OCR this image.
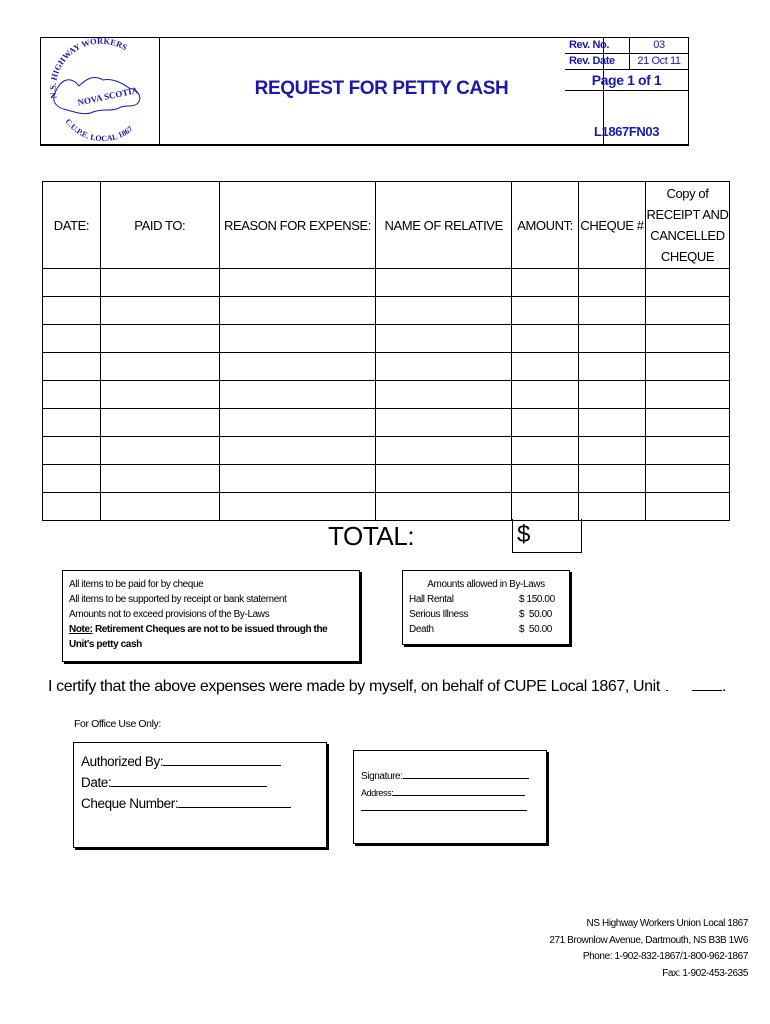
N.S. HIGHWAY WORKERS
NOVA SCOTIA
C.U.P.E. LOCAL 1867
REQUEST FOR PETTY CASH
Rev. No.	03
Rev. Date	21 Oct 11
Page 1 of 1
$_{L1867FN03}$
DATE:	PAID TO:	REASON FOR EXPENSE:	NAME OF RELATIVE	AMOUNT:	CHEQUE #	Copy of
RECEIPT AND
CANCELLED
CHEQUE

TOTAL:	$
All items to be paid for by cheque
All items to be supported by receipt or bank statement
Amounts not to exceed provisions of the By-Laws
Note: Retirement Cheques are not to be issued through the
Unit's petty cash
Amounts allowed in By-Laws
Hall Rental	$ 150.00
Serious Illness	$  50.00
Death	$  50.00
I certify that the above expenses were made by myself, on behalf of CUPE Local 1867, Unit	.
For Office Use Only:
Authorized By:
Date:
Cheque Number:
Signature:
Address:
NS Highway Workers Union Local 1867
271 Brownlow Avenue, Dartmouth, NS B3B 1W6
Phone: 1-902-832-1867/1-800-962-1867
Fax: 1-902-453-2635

__________

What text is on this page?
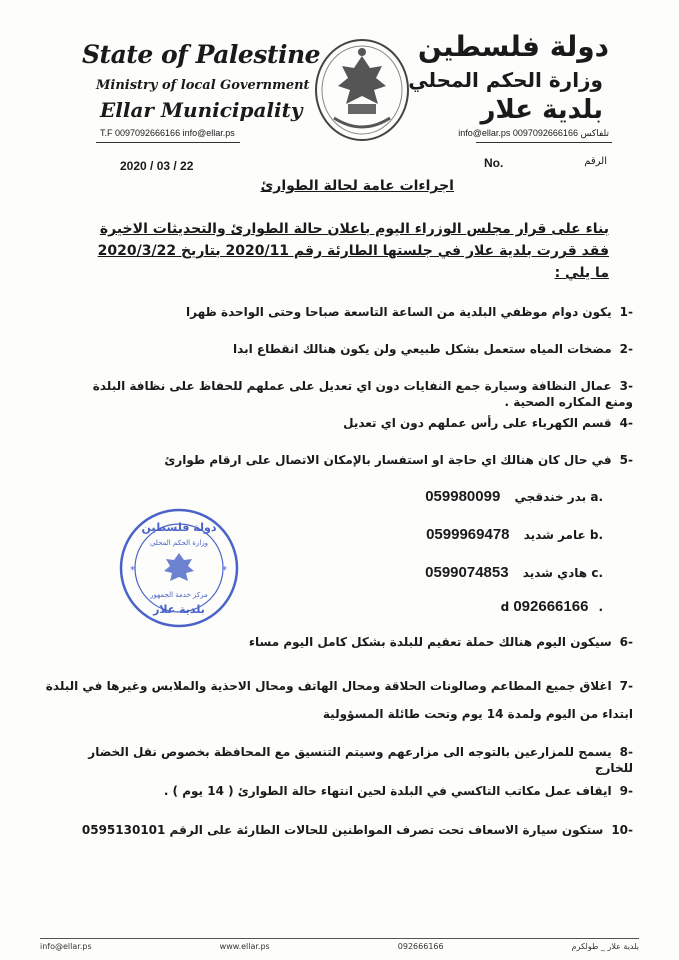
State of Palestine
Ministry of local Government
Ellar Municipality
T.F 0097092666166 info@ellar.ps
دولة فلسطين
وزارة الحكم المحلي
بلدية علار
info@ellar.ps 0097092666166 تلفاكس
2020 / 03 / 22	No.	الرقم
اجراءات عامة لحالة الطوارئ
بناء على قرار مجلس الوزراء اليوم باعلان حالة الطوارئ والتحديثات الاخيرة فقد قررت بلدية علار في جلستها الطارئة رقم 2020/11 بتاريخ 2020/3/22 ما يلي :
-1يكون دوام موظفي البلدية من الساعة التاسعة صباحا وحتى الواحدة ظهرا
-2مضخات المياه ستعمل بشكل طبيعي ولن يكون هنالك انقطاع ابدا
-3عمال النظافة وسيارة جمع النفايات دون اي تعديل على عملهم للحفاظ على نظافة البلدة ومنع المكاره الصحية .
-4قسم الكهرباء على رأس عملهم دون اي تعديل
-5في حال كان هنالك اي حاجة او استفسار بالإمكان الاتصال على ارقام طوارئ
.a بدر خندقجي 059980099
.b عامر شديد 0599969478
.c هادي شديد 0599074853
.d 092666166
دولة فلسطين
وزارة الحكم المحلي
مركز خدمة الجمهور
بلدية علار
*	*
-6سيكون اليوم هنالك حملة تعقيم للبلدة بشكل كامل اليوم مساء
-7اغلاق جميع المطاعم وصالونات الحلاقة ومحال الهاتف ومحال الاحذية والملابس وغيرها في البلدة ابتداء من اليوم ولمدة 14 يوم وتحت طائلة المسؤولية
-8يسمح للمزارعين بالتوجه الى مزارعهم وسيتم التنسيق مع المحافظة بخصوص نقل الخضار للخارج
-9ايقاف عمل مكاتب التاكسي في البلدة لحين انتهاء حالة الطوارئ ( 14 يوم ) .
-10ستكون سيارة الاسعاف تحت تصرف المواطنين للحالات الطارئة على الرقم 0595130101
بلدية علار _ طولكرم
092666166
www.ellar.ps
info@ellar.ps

__________

- _Written request_: Find the string "اليوم" in the entries above and return each line that holds it.

- _Answer below_:
بناء على قرار مجلس الوزراء اليوم باعلان حالة الطوارئ والتحديثات الاخيرة فقد قررت بلدية علار في جلستها الطارئة رقم 2020/11 بتاريخ 2020/3/22 ما يلي :
-6سيكون اليوم هنالك حملة تعقيم للبلدة بشكل كامل اليوم مساء
-7اغلاق جميع المطاعم وصالونات الحلاقة ومحال الهاتف ومحال الاحذية والملابس وغيرها في البلدة ابتداء من اليوم ولمدة 14 يوم وتحت طائلة المسؤولية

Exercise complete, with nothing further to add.